If a line below contains "country", add it to your tally, then answer with the tally alone.
== Provided information ==
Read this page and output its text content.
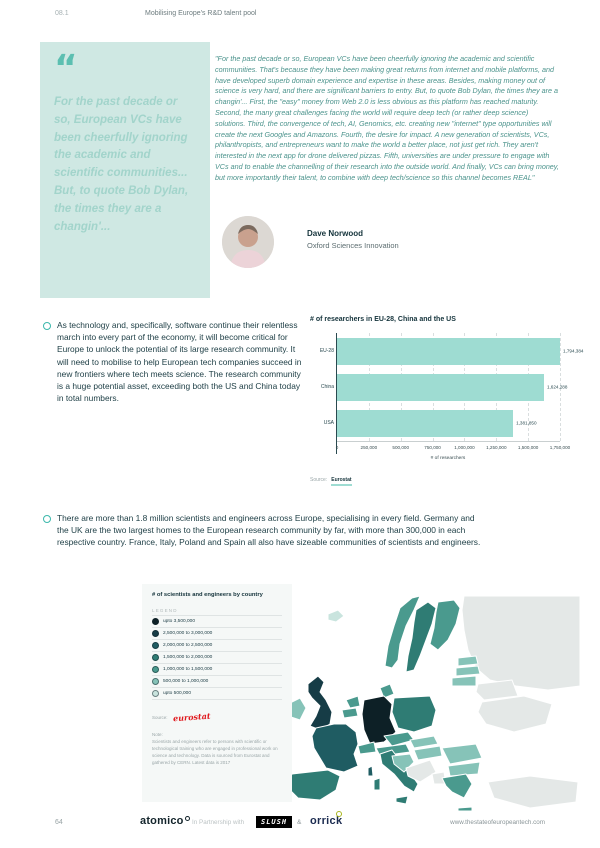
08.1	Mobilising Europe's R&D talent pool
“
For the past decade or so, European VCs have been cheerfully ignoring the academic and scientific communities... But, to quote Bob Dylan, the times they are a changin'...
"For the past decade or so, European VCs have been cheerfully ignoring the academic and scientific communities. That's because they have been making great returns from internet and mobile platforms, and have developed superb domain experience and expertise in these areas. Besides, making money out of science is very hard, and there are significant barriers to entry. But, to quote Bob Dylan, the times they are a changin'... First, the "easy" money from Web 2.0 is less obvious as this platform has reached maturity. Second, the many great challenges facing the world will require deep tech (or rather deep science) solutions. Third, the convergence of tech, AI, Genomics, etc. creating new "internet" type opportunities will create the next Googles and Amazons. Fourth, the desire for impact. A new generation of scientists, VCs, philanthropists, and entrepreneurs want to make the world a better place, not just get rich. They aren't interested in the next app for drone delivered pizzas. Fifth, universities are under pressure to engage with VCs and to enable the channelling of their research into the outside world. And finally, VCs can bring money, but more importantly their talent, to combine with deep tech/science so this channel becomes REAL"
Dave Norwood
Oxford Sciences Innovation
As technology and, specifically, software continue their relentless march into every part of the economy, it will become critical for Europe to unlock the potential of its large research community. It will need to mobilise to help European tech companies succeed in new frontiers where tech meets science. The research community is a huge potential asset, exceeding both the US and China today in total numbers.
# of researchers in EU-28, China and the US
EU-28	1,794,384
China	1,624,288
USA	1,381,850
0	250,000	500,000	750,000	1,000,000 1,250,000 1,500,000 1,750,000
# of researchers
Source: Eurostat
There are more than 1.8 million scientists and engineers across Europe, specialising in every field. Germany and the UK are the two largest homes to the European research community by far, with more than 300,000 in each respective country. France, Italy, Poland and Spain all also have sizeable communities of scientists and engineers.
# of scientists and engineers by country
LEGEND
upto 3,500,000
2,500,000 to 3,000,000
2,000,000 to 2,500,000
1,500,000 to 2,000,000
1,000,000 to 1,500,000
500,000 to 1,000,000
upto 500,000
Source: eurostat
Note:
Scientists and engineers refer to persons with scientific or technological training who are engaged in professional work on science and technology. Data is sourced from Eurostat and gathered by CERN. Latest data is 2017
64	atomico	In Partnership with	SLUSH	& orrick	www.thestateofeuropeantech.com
===
◆ **Written answer**
2